### [TO BE DONE]
Of the lines below, how many hold the string "screenshot"? Give only the number.

------------------------------------------------

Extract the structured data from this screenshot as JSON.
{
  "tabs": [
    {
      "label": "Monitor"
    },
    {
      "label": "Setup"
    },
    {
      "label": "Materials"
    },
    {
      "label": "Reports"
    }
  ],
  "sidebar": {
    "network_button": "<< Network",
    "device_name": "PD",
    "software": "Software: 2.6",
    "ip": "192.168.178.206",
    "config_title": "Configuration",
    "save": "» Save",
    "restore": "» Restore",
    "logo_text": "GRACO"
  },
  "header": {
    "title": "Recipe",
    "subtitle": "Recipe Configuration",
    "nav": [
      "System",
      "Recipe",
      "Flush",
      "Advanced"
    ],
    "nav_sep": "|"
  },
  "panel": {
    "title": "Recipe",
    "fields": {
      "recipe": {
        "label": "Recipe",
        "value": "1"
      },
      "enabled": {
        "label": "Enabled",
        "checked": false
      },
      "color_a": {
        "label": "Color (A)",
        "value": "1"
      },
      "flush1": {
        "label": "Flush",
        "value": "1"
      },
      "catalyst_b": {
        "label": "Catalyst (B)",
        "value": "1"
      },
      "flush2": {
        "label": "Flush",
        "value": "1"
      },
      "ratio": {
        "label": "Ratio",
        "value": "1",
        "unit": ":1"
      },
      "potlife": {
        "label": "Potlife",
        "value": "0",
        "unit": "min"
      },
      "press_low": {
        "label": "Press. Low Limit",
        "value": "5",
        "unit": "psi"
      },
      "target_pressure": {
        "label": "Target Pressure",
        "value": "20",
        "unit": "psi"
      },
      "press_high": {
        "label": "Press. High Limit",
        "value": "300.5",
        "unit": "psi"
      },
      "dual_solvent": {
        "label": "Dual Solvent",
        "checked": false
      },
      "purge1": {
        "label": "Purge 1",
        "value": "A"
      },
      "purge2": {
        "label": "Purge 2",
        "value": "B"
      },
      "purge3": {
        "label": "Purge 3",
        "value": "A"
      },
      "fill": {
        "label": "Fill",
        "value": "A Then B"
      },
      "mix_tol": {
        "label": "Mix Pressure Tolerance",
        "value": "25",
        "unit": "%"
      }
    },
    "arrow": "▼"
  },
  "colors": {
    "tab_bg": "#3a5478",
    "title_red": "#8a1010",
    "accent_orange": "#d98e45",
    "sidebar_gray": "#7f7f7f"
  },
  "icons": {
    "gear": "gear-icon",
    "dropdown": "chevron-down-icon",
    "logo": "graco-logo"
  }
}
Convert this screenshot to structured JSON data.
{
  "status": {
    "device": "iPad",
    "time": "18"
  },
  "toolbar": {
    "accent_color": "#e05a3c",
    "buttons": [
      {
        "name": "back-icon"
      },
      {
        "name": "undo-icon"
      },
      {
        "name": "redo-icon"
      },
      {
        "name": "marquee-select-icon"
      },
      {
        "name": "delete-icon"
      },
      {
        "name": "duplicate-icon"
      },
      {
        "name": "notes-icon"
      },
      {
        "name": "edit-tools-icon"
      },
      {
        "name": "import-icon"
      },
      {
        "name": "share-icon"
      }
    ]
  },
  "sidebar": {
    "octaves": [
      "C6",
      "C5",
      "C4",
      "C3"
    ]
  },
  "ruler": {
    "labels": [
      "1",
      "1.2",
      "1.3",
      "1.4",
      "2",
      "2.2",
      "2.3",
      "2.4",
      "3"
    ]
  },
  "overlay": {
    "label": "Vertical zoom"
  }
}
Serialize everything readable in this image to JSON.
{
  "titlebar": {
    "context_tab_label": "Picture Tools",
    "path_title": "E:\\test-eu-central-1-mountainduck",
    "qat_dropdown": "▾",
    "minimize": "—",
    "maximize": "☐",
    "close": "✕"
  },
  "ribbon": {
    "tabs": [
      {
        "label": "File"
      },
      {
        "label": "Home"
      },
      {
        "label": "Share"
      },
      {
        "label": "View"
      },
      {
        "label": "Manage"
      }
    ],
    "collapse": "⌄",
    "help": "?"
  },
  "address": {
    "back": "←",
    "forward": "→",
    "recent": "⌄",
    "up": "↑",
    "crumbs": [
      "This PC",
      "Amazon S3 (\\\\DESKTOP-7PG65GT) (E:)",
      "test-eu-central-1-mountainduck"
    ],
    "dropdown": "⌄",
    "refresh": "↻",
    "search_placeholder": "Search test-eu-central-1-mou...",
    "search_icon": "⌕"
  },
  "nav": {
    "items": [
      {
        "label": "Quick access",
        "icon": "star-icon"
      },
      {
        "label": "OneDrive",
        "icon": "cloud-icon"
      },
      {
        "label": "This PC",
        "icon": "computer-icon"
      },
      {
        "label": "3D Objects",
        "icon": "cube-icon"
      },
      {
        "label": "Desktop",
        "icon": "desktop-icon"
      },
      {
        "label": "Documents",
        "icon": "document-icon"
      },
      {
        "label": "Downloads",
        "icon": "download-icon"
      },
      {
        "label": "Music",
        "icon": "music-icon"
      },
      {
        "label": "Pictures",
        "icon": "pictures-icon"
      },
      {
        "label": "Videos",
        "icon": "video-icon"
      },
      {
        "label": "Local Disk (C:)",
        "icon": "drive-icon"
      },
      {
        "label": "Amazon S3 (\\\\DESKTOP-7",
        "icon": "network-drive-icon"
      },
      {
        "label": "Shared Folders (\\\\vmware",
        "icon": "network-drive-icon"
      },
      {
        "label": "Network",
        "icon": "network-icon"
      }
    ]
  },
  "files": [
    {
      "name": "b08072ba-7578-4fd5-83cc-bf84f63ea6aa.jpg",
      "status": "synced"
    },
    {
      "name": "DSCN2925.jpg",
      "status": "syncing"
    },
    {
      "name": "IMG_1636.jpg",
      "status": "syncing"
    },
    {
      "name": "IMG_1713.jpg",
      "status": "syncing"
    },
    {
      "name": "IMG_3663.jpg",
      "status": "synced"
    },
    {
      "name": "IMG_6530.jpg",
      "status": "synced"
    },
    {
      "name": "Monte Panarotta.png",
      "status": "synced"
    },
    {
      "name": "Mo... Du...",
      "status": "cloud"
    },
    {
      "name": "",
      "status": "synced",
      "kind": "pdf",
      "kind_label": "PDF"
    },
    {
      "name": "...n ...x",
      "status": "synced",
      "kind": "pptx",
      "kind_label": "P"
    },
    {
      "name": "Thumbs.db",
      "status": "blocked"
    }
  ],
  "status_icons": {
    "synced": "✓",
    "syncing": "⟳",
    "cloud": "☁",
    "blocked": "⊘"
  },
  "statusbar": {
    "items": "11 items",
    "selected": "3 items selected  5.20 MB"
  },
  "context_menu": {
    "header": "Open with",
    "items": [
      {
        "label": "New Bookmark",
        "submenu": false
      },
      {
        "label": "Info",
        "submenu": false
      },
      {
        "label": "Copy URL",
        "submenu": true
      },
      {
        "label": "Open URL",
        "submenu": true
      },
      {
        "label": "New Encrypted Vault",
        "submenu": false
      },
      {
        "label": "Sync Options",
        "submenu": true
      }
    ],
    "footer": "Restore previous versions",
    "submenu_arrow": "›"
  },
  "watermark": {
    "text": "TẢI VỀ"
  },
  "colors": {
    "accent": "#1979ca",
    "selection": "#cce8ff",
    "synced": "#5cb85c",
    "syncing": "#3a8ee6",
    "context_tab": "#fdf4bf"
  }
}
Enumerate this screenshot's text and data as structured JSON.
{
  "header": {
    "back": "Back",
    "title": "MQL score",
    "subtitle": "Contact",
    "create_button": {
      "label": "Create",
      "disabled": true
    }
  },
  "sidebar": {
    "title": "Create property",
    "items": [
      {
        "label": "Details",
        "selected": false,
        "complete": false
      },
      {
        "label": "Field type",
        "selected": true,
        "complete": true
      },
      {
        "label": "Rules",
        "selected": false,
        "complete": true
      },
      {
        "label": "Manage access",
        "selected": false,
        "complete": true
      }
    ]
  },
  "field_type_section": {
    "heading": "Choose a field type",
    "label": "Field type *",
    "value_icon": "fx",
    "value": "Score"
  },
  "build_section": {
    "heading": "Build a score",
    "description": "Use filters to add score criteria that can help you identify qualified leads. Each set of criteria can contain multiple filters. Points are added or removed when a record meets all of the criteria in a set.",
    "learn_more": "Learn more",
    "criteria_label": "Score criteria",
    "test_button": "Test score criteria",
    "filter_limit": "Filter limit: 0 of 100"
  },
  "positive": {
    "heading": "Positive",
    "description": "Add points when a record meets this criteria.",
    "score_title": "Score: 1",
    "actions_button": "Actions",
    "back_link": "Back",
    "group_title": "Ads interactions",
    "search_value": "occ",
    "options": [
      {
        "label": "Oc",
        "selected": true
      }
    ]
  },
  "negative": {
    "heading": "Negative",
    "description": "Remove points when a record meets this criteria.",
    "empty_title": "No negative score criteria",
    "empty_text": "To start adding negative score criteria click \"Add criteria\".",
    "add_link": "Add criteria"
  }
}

------------------------------------------------

### [EXERCISE RESPONSE]
3